Begin Data listing

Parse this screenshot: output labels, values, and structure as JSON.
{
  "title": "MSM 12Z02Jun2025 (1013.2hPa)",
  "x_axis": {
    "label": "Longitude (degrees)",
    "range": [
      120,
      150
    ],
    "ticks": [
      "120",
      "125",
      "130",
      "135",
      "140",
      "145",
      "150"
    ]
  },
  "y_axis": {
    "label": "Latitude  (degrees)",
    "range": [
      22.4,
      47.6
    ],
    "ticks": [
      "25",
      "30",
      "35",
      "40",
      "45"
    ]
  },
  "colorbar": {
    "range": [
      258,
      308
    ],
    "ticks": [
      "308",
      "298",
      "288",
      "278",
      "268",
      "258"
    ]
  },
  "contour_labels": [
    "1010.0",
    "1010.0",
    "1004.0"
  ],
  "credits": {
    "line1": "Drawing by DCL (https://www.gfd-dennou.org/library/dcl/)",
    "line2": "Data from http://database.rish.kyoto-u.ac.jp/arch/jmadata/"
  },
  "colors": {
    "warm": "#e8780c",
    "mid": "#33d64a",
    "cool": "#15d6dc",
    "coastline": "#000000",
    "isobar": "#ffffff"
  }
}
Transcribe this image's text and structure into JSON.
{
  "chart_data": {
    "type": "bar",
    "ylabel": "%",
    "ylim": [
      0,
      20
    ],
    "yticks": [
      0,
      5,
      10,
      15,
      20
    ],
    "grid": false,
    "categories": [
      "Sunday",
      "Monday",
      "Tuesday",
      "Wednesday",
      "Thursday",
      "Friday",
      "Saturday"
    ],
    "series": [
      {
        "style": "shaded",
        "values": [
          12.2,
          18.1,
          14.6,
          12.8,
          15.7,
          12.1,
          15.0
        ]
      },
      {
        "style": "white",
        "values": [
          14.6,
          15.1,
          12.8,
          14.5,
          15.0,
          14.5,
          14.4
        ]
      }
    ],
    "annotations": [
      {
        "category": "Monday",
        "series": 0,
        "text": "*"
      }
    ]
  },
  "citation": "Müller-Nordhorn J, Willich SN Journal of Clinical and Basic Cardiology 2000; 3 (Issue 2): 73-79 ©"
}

End Data listing

* [What is expected] Pull out all lines from the listing that contain the string "JSON".

* [Task response]
Parse this screenshot: output labels, values, and structure as JSON.
Transcribe this image's text and structure into JSON.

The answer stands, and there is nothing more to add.